> _Records that describe figures_
::::::::::

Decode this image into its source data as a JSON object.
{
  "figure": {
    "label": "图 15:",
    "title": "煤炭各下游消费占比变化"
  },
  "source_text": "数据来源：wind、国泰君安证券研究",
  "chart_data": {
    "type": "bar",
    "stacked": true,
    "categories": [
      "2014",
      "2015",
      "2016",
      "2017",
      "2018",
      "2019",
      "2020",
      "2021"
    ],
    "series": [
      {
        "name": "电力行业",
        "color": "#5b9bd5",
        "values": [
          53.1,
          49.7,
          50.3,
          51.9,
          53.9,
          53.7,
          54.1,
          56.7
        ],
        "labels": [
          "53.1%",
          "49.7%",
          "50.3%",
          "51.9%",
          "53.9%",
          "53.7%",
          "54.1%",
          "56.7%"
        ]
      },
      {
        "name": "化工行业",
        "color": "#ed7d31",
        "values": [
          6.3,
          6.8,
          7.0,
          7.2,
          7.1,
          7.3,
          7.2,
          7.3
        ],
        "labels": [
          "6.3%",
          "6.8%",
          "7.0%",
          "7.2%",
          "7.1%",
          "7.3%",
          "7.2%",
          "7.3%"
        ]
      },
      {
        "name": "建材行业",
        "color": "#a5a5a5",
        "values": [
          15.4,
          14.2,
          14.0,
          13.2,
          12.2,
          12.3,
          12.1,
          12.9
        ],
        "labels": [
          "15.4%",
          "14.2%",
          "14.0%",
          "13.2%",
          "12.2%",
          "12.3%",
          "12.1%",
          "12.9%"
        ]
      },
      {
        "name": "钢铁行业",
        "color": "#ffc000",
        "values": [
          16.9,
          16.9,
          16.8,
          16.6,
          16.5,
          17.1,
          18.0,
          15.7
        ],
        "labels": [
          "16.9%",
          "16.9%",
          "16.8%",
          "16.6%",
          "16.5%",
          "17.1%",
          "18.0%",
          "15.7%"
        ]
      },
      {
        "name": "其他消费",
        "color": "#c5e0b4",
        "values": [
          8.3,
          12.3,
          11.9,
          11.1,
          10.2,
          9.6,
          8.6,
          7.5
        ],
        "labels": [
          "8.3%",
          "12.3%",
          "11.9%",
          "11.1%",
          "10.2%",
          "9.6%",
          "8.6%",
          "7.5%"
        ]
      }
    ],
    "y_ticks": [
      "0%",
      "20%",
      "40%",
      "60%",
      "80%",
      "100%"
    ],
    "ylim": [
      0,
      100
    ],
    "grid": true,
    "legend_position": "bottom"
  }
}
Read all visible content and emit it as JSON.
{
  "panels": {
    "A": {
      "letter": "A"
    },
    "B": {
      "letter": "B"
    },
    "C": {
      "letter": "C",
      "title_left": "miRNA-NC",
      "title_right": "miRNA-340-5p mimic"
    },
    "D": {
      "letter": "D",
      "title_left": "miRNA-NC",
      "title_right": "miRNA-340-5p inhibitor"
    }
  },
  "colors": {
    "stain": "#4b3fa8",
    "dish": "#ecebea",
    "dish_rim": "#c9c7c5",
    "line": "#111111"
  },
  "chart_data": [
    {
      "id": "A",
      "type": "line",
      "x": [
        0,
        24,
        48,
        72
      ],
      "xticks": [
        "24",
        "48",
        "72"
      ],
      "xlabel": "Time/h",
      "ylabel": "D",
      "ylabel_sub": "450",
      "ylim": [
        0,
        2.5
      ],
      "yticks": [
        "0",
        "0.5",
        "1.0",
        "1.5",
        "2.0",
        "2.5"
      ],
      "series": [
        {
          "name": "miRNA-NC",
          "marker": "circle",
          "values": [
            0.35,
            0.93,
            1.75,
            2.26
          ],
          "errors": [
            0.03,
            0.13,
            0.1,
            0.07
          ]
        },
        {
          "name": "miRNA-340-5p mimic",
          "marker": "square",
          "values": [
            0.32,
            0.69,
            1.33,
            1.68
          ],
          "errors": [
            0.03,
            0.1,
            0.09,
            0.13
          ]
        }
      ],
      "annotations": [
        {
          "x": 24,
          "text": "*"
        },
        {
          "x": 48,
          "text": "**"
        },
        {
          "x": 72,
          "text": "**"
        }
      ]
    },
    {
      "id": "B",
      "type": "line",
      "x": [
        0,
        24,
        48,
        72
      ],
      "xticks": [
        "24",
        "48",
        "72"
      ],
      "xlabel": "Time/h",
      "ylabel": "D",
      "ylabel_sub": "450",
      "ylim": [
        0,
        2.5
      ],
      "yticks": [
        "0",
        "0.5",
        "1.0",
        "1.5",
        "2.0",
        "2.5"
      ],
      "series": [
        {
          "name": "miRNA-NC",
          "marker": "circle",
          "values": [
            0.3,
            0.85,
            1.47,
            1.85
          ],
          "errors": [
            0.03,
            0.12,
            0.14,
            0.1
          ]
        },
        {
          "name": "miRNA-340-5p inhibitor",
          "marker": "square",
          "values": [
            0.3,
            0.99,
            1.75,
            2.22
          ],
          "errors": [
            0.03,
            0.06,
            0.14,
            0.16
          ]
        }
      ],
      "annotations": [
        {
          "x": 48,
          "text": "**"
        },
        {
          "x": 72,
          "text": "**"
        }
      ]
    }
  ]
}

::::::::::

> _Problem requirements_
Every entry above should be retyped exactly as shown.

> _Output_
Decode this image into its source data as a JSON object.
{
  "figure": {
    "label": "图 15:",
    "title": "煤炭各下游消费占比变化"
  },
  "source_text": "数据来源：wind、国泰君安证券研究",
  "chart_data": {
    "type": "bar",
    "stacked": true,
    "categories": [
      "2014",
      "2015",
      "2016",
      "2017",
      "2018",
      "2019",
      "2020",
      "2021"
    ],
    "series": [
      {
        "name": "电力行业",
        "color": "#5b9bd5",
        "values": [
          53.1,
          49.7,
          50.3,
          51.9,
          53.9,
          53.7,
          54.1,
          56.7
        ],
        "labels": [
          "53.1%",
          "49.7%",
          "50.3%",
          "51.9%",
          "53.9%",
          "53.7%",
          "54.1%",
          "56.7%"
        ]
      },
      {
        "name": "化工行业",
        "color": "#ed7d31",
        "values": [
          6.3,
          6.8,
          7.0,
          7.2,
          7.1,
          7.3,
          7.2,
          7.3
        ],
        "labels": [
          "6.3%",
          "6.8%",
          "7.0%",
          "7.2%",
          "7.1%",
          "7.3%",
          "7.2%",
          "7.3%"
        ]
      },
      {
        "name": "建材行业",
        "color": "#a5a5a5",
        "values": [
          15.4,
          14.2,
          14.0,
          13.2,
          12.2,
          12.3,
          12.1,
          12.9
        ],
        "labels": [
          "15.4%",
          "14.2%",
          "14.0%",
          "13.2%",
          "12.2%",
          "12.3%",
          "12.1%",
          "12.9%"
        ]
      },
      {
        "name": "钢铁行业",
        "color": "#ffc000",
        "values": [
          16.9,
          16.9,
          16.8,
          16.6,
          16.5,
          17.1,
          18.0,
          15.7
        ],
        "labels": [
          "16.9%",
          "16.9%",
          "16.8%",
          "16.6%",
          "16.5%",
          "17.1%",
          "18.0%",
          "15.7%"
        ]
      },
      {
        "name": "其他消费",
        "color": "#c5e0b4",
        "values": [
          8.3,
          12.3,
          11.9,
          11.1,
          10.2,
          9.6,
          8.6,
          7.5
        ],
        "labels": [
          "8.3%",
          "12.3%",
          "11.9%",
          "11.1%",
          "10.2%",
          "9.6%",
          "8.6%",
          "7.5%"
        ]
      }
    ],
    "y_ticks": [
      "0%",
      "20%",
      "40%",
      "60%",
      "80%",
      "100%"
    ],
    "ylim": [
      0,
      100
    ],
    "grid": true,
    "legend_position": "bottom"
  }
}
Read all visible content and emit it as JSON.
{
  "panels": {
    "A": {
      "letter": "A"
    },
    "B": {
      "letter": "B"
    },
    "C": {
      "letter": "C",
      "title_left": "miRNA-NC",
      "title_right": "miRNA-340-5p mimic"
    },
    "D": {
      "letter": "D",
      "title_left": "miRNA-NC",
      "title_right": "miRNA-340-5p inhibitor"
    }
  },
  "colors": {
    "stain": "#4b3fa8",
    "dish": "#ecebea",
    "dish_rim": "#c9c7c5",
    "line": "#111111"
  },
  "chart_data": [
    {
      "id": "A",
      "type": "line",
      "x": [
        0,
        24,
        48,
        72
      ],
      "xticks": [
        "24",
        "48",
        "72"
      ],
      "xlabel": "Time/h",
      "ylabel": "D",
      "ylabel_sub": "450",
      "ylim": [
        0,
        2.5
      ],
      "yticks": [
        "0",
        "0.5",
        "1.0",
        "1.5",
        "2.0",
        "2.5"
      ],
      "series": [
        {
          "name": "miRNA-NC",
          "marker": "circle",
          "values": [
            0.35,
            0.93,
            1.75,
            2.26
          ],
          "errors": [
            0.03,
            0.13,
            0.1,
            0.07
          ]
        },
        {
          "name": "miRNA-340-5p mimic",
          "marker": "square",
          "values": [
            0.32,
            0.69,
            1.33,
            1.68
          ],
          "errors": [
            0.03,
            0.1,
            0.09,
            0.13
          ]
        }
      ],
      "annotations": [
        {
          "x": 24,
          "text": "*"
        },
        {
          "x": 48,
          "text": "**"
        },
        {
          "x": 72,
          "text": "**"
        }
      ]
    },
    {
      "id": "B",
      "type": "line",
      "x": [
        0,
        24,
        48,
        72
      ],
      "xticks": [
        "24",
        "48",
        "72"
      ],
      "xlabel": "Time/h",
      "ylabel": "D",
      "ylabel_sub": "450",
      "ylim": [
        0,
        2.5
      ],
      "yticks": [
        "0",
        "0.5",
        "1.0",
        "1.5",
        "2.0",
        "2.5"
      ],
      "series": [
        {
          "name": "miRNA-NC",
          "marker": "circle",
          "values": [
            0.3,
            0.85,
            1.47,
            1.85
          ],
          "errors": [
            0.03,
            0.12,
            0.14,
            0.1
          ]
        },
        {
          "name": "miRNA-340-5p inhibitor",
          "marker": "square",
          "values": [
            0.3,
            0.99,
            1.75,
            2.22
          ],
          "errors": [
            0.03,
            0.06,
            0.14,
            0.16
          ]
        }
      ],
      "annotations": [
        {
          "x": 48,
          "text": "**"
        },
        {
          "x": 72,
          "text": "**"
        }
      ]
    }
  ]
}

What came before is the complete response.